### PROBLEM DETAILS
Copy out all the lines where "EURUSD" shows up.

### Stored items
§
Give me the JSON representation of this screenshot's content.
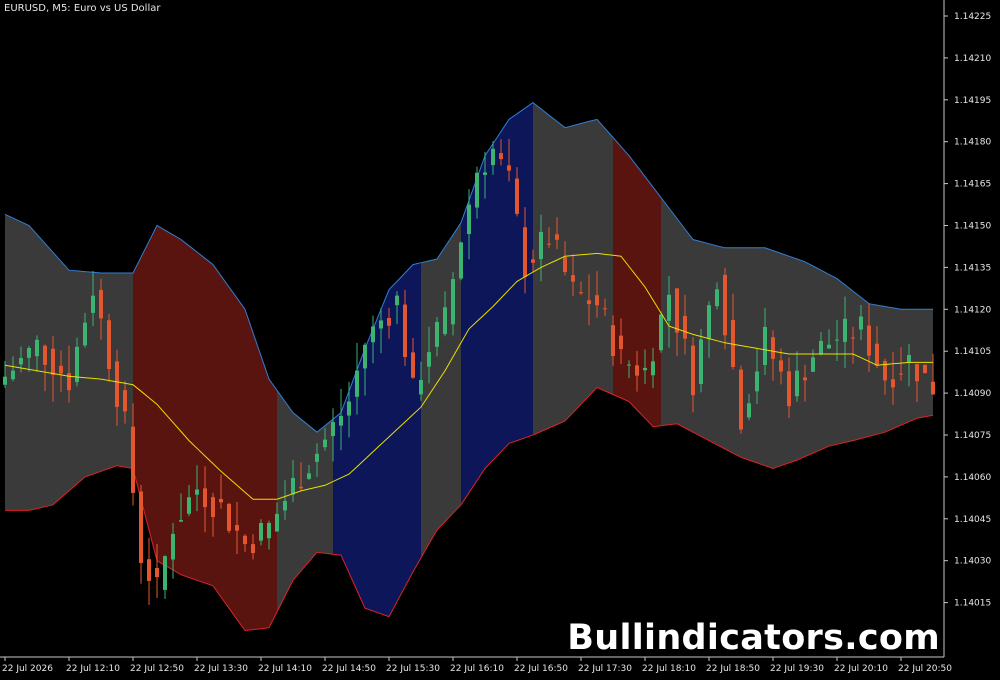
{
  "chart_title": "EURUSD, M5:  Euro vs US Dollar",
  "watermark": "Bullindicators.com",
  "colors": {
    "background": "#000000",
    "axis": "#c8c8c8",
    "bull_candle": "#3cb371",
    "bear_candle": "#e4572e",
    "strong_bear_candle": "#ff2a00",
    "strong_bull_candle": "#2fe06a",
    "band_upper": "#2f7fd6",
    "band_lower": "#e0202a",
    "middle_line": "#e8e000",
    "zone_neutral": "#3a3a3a",
    "zone_bear": "#5a1410",
    "zone_bull": "#0c1658"
  },
  "chart_data": {
    "type": "candlestick",
    "symbol": "EURUSD",
    "timeframe": "M5",
    "title": "EURUSD, M5:  Euro vs US Dollar",
    "y_ticks": [
      "1.14225",
      "1.14210",
      "1.14195",
      "1.14180",
      "1.14165",
      "1.14150",
      "1.14135",
      "1.14120",
      "1.14105",
      "1.14090",
      "1.14075",
      "1.14060",
      "1.14045",
      "1.14030",
      "1.14015"
    ],
    "y_tick_values": [
      1.14225,
      1.1421,
      1.14195,
      1.1418,
      1.14165,
      1.1415,
      1.14135,
      1.1412,
      1.14105,
      1.1409,
      1.14075,
      1.1406,
      1.14045,
      1.1403,
      1.14015
    ],
    "x_ticks": [
      "22 Jul 2026",
      "22 Jul 12:10",
      "22 Jul 12:50",
      "22 Jul 13:30",
      "22 Jul 14:10",
      "22 Jul 14:50",
      "22 Jul 15:30",
      "22 Jul 16:10",
      "22 Jul 16:50",
      "22 Jul 17:30",
      "22 Jul 18:10",
      "22 Jul 18:50",
      "22 Jul 19:30",
      "22 Jul 20:10",
      "22 Jul 20:50"
    ],
    "x_tick_bars": [
      0,
      8,
      16,
      24,
      32,
      40,
      48,
      56,
      64,
      72,
      80,
      88,
      96,
      104,
      112
    ],
    "bar_count": 117,
    "upper_band_keypoints": [
      [
        0,
        1.14154
      ],
      [
        3,
        1.1415
      ],
      [
        8,
        1.14134
      ],
      [
        12,
        1.14133
      ],
      [
        16,
        1.14133
      ],
      [
        19,
        1.1415
      ],
      [
        22,
        1.14145
      ],
      [
        26,
        1.14136
      ],
      [
        30,
        1.1412
      ],
      [
        33,
        1.14095
      ],
      [
        36,
        1.14083
      ],
      [
        39,
        1.14076
      ],
      [
        42,
        1.14083
      ],
      [
        45,
        1.14106
      ],
      [
        48,
        1.14127
      ],
      [
        51,
        1.14136
      ],
      [
        54,
        1.14138
      ],
      [
        57,
        1.14151
      ],
      [
        60,
        1.14175
      ],
      [
        63,
        1.14188
      ],
      [
        66,
        1.14194
      ],
      [
        70,
        1.14185
      ],
      [
        74,
        1.14188
      ],
      [
        78,
        1.14175
      ],
      [
        82,
        1.1416
      ],
      [
        86,
        1.14145
      ],
      [
        90,
        1.14142
      ],
      [
        95,
        1.14142
      ],
      [
        100,
        1.14137
      ],
      [
        104,
        1.14131
      ],
      [
        108,
        1.14122
      ],
      [
        112,
        1.1412
      ],
      [
        116,
        1.1412
      ]
    ],
    "lower_band_keypoints": [
      [
        0,
        1.14048
      ],
      [
        3,
        1.14048
      ],
      [
        6,
        1.1405
      ],
      [
        10,
        1.1406
      ],
      [
        14,
        1.14064
      ],
      [
        16,
        1.14063
      ],
      [
        19,
        1.1403
      ],
      [
        22,
        1.14025
      ],
      [
        26,
        1.14021
      ],
      [
        30,
        1.14005
      ],
      [
        33,
        1.14006
      ],
      [
        36,
        1.14023
      ],
      [
        39,
        1.14033
      ],
      [
        42,
        1.14032
      ],
      [
        45,
        1.14013
      ],
      [
        48,
        1.1401
      ],
      [
        51,
        1.14026
      ],
      [
        54,
        1.14041
      ],
      [
        57,
        1.1405
      ],
      [
        60,
        1.14063
      ],
      [
        63,
        1.14072
      ],
      [
        66,
        1.14075
      ],
      [
        70,
        1.1408
      ],
      [
        74,
        1.14092
      ],
      [
        78,
        1.14087
      ],
      [
        81,
        1.14078
      ],
      [
        84,
        1.14079
      ],
      [
        88,
        1.14073
      ],
      [
        92,
        1.14067
      ],
      [
        96,
        1.14063
      ],
      [
        99,
        1.14066
      ],
      [
        103,
        1.14071
      ],
      [
        106,
        1.14073
      ],
      [
        110,
        1.14076
      ],
      [
        114,
        1.14081
      ],
      [
        116,
        1.14082
      ]
    ],
    "middle_line_keypoints": [
      [
        0,
        1.141
      ],
      [
        4,
        1.14098
      ],
      [
        8,
        1.14096
      ],
      [
        12,
        1.14095
      ],
      [
        16,
        1.14093
      ],
      [
        19,
        1.14086
      ],
      [
        23,
        1.14073
      ],
      [
        27,
        1.14062
      ],
      [
        31,
        1.14052
      ],
      [
        34,
        1.14052
      ],
      [
        37,
        1.14055
      ],
      [
        40,
        1.14057
      ],
      [
        43,
        1.14061
      ],
      [
        46,
        1.14069
      ],
      [
        49,
        1.14077
      ],
      [
        52,
        1.14085
      ],
      [
        55,
        1.14098
      ],
      [
        58,
        1.14113
      ],
      [
        61,
        1.14121
      ],
      [
        64,
        1.1413
      ],
      [
        67,
        1.14135
      ],
      [
        70,
        1.14139
      ],
      [
        74,
        1.1414
      ],
      [
        77,
        1.14139
      ],
      [
        80,
        1.14128
      ],
      [
        83,
        1.14114
      ],
      [
        86,
        1.14111
      ],
      [
        90,
        1.14108
      ],
      [
        94,
        1.14106
      ],
      [
        98,
        1.14104
      ],
      [
        102,
        1.14104
      ],
      [
        106,
        1.14104
      ],
      [
        109,
        1.141
      ],
      [
        113,
        1.14101
      ],
      [
        116,
        1.14101
      ]
    ],
    "zones": [
      {
        "type": "neutral",
        "start": 0,
        "end": 15
      },
      {
        "type": "bear",
        "start": 16,
        "end": 33
      },
      {
        "type": "neutral",
        "start": 34,
        "end": 40
      },
      {
        "type": "bull",
        "start": 41,
        "end": 51
      },
      {
        "type": "neutral",
        "start": 52,
        "end": 56
      },
      {
        "type": "bull",
        "start": 57,
        "end": 65
      },
      {
        "type": "neutral",
        "start": 66,
        "end": 75
      },
      {
        "type": "bear",
        "start": 76,
        "end": 81
      },
      {
        "type": "neutral",
        "start": 82,
        "end": 116
      }
    ],
    "ohlc_anchor_closes": [
      [
        0,
        1.14096
      ],
      [
        4,
        1.14107
      ],
      [
        8,
        1.14095
      ],
      [
        11,
        1.14128
      ],
      [
        15,
        1.14078
      ],
      [
        17,
        1.14032
      ],
      [
        19,
        1.14019
      ],
      [
        21,
        1.14043
      ],
      [
        24,
        1.14056
      ],
      [
        27,
        1.14049
      ],
      [
        30,
        1.14036
      ],
      [
        33,
        1.14042
      ],
      [
        36,
        1.14057
      ],
      [
        40,
        1.14073
      ],
      [
        43,
        1.14087
      ],
      [
        45,
        1.14108
      ],
      [
        47,
        1.14116
      ],
      [
        49,
        1.14123
      ],
      [
        51,
        1.1409
      ],
      [
        53,
        1.14107
      ],
      [
        55,
        1.14116
      ],
      [
        57,
        1.14146
      ],
      [
        59,
        1.1417
      ],
      [
        61,
        1.14177
      ],
      [
        63,
        1.14165
      ],
      [
        65,
        1.14136
      ],
      [
        68,
        1.14146
      ],
      [
        71,
        1.14126
      ],
      [
        74,
        1.14122
      ],
      [
        77,
        1.14102
      ],
      [
        80,
        1.14098
      ],
      [
        83,
        1.14126
      ],
      [
        86,
        1.14095
      ],
      [
        89,
        1.14133
      ],
      [
        92,
        1.14082
      ],
      [
        95,
        1.14109
      ],
      [
        98,
        1.1409
      ],
      [
        101,
        1.14104
      ],
      [
        104,
        1.1411
      ],
      [
        107,
        1.14113
      ],
      [
        110,
        1.14096
      ],
      [
        113,
        1.14102
      ],
      [
        116,
        1.14092
      ]
    ],
    "grid": false
  }
}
§
### WRITTEN REPLY
  "chart_title": "EURUSD, M5:  Euro vs US Dollar",
    "symbol": "EURUSD",
    "title": "EURUSD, M5:  Euro vs US Dollar",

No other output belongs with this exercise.